··· RECORDS SUPPLIED

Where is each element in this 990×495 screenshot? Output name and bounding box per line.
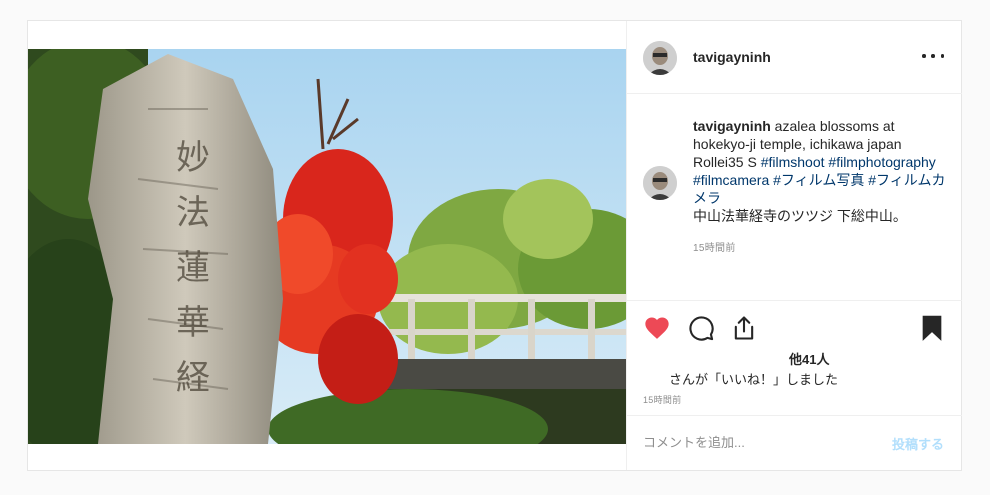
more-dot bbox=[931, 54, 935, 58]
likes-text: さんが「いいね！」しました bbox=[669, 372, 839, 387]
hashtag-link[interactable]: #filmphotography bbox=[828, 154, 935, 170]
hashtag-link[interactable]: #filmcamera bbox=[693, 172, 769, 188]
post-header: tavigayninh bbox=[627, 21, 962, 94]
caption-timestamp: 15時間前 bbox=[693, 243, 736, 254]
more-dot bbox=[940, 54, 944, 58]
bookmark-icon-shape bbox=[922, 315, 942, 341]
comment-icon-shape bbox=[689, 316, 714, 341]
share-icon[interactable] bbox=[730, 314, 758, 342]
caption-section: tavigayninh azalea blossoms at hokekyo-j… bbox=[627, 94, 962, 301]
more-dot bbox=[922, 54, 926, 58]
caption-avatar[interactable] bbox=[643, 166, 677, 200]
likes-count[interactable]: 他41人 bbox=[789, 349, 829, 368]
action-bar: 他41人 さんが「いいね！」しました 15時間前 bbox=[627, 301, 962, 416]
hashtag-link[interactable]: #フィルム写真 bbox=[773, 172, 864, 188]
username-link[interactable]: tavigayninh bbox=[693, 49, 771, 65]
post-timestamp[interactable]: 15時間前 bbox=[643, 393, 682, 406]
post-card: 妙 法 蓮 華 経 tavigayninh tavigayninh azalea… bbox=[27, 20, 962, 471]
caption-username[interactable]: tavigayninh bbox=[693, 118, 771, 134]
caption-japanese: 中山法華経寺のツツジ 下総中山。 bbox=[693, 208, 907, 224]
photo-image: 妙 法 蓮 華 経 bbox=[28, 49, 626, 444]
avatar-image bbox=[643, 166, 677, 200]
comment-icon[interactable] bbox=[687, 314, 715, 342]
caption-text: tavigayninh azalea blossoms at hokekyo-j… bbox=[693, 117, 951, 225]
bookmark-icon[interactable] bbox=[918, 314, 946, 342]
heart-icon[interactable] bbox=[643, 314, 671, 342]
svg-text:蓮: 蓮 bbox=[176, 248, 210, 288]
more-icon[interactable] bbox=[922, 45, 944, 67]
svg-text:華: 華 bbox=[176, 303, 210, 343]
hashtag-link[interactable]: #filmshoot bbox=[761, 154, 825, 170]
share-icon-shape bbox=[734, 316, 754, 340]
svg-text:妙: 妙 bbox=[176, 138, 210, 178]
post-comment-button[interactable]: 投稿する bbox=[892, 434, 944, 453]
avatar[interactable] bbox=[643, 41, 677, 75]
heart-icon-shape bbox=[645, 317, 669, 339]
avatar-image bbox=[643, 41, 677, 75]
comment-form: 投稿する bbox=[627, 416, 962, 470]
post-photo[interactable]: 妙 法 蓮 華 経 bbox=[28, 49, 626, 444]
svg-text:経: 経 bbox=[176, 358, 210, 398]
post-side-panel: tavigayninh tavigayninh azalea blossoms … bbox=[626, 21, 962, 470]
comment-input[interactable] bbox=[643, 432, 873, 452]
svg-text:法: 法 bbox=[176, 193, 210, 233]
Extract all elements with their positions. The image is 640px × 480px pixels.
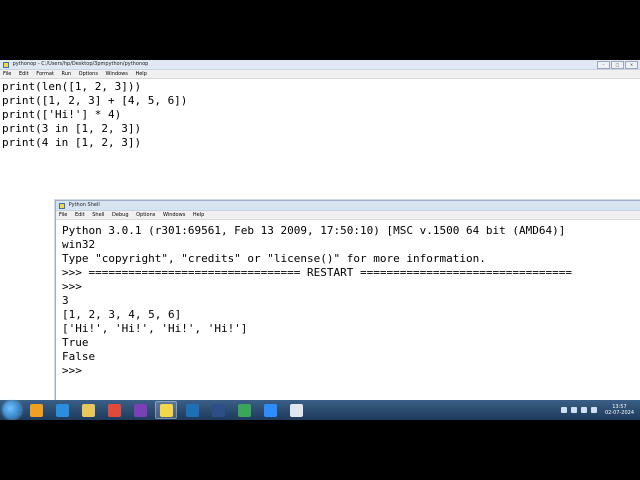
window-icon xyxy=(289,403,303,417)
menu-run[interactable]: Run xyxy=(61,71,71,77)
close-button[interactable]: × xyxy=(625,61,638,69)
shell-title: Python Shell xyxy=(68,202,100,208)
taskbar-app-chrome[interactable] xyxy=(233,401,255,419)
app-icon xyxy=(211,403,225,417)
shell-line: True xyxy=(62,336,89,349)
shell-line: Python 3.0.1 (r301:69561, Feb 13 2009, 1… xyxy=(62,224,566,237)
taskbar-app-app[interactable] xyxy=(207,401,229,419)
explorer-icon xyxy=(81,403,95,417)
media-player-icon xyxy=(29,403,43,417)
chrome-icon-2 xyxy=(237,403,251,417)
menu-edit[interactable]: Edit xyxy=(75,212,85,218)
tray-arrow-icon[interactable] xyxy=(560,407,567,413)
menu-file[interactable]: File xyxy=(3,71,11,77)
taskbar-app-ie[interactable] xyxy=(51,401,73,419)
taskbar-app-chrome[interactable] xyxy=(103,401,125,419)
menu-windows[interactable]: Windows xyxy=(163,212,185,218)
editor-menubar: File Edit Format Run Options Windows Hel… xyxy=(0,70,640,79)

······

■ WORK REQUIRED ■
How many lines of the material above contain the string "post", with case counted? Give only the number.

■ TASK RESULT ■
6